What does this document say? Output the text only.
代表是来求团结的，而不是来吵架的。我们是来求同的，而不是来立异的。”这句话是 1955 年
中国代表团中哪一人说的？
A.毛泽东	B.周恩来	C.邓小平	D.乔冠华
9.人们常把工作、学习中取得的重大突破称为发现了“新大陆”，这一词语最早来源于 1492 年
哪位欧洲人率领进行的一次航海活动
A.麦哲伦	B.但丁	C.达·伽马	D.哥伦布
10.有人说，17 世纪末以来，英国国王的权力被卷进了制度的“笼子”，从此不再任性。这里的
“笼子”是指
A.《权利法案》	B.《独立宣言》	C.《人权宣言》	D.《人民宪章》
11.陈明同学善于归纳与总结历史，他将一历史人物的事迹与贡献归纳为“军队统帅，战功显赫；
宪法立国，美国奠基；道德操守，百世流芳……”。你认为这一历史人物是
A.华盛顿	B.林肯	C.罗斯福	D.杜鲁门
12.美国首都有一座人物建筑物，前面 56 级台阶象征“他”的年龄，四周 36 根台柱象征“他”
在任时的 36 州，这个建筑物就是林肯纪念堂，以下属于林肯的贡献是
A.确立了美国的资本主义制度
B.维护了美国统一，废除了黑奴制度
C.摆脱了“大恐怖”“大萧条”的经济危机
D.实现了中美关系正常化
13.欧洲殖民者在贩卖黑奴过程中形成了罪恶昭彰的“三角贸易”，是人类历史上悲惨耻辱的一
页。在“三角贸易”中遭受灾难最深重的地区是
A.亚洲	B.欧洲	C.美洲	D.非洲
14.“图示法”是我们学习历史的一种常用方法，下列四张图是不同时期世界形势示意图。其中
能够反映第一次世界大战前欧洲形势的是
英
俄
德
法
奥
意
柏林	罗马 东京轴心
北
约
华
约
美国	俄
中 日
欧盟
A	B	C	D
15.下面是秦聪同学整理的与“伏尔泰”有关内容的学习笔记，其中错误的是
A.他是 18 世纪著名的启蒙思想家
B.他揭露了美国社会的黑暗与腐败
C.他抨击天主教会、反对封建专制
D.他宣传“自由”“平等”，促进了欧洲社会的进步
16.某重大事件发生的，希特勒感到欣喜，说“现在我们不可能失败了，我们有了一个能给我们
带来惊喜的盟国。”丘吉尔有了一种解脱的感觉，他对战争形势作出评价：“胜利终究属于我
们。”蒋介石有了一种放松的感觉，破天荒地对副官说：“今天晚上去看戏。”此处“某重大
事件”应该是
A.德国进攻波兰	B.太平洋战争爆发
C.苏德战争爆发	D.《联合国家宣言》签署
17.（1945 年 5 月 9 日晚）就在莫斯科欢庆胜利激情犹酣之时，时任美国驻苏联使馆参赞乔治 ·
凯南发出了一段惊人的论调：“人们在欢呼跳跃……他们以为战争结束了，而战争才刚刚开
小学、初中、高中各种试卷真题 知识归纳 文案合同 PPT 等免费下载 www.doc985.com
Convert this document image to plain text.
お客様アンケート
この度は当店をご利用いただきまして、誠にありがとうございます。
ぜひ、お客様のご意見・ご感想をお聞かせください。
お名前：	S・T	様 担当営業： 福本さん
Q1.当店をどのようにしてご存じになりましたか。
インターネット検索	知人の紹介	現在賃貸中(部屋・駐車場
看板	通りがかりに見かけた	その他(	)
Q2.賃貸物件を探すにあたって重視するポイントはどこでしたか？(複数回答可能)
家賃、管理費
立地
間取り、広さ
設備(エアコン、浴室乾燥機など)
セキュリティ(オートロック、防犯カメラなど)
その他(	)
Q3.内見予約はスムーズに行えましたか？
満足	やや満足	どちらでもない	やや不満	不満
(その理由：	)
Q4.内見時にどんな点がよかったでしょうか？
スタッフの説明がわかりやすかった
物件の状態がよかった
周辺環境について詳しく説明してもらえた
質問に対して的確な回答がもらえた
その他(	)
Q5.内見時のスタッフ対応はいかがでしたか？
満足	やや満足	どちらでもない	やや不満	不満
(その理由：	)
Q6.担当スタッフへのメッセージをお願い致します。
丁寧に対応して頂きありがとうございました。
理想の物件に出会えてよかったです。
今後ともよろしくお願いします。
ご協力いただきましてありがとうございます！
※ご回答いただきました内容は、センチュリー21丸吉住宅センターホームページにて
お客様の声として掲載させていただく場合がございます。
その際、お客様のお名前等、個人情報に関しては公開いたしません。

(Problem requirements) Copy out every line of the data that includes "text".

(Task output)
What does this document say? Output the text only.
Convert this document image to plain text.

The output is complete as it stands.